» **Tarea escrita**
Por favor, enumera todas las expresiones que aparecen entre comillas simples (‘ ’) en el fragmento sobre las coincidencias, en el orden en que aparecen.

» **Fragmento seleccionado**
::::

Infinitas veces me he cuestionado si eso de las coincidencias en realidad existe. Siempre me he considerado fiel creyente de que ‘todo pasa’, y el ‘… por algo’ es invento nuestro.
Me gusta usar la palabra ‘coincidencia’ porque romantiza esa mundana incidencia de dos personas en el tejido del tiempo. Lo convierte en un acto del destino, donde sus vidas se entrelazan en un hermoso y efímero encuentro.
Malcolm Gladwell, en su libro ‘Fuera de serie’ (Outliers), señala que «los fuera de serie son los afortunados que están en el lugar correcto en el momento adecuado cuando las coincidencias excepcionales ocurren». No pude evitar sentirme identificada al leerlo. Me siento inmensamente afortunada por cada persona que ha cruzado mi camino. Siempre les he conferido cierta trascendencia y propósito, incluso a los encuentros más casuales.
¿Seré, entonces, fuera de serie? Si cada paso que doy inevitablemente me guía en la dirección correcta (aunque no crea en tal cosa), si construyo mi camino mientras avanzo y dejo huellas que, al caminar, forjan senderos, ¿cómo no podría sentirme afortunada por las coincidencias que se cruzan en mi camino?
Sin embargo, me invade el paladar un sinsabor, un agridulce imborrable. Por más que cada coincidencia de mi vida (en temas de calidad humana) haya sido sobresaliente, en temas de tiempo, de ‘universal timing’, de ‘right place, right time’ desconozco el sentimiento.

::::

» **Información registrada**
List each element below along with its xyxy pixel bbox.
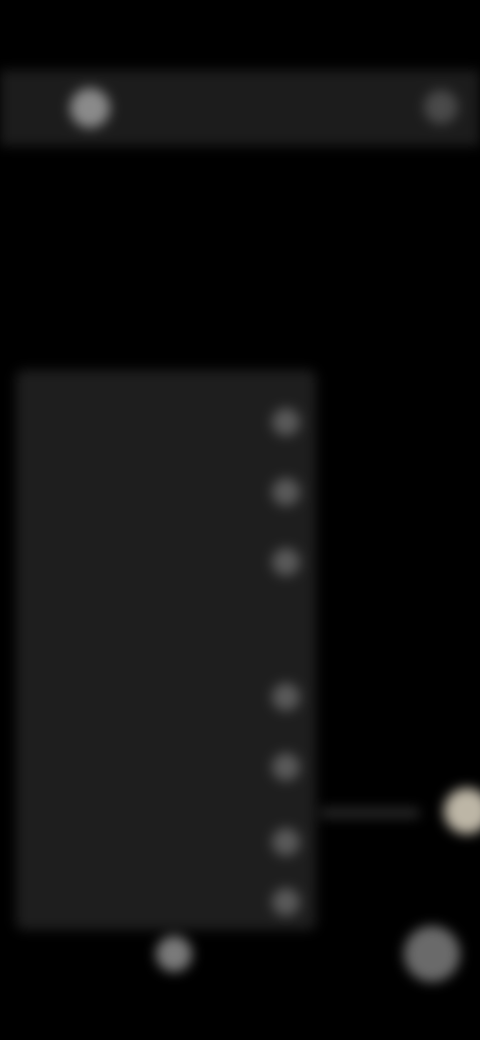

::::

» **Solución del ejercicio**
1. ‘todo pasa’
2. ‘… por algo’
3. ‘coincidencia’
4. ‘Fuera de serie’
5. ‘universal timing’
6. ‘right place, right time’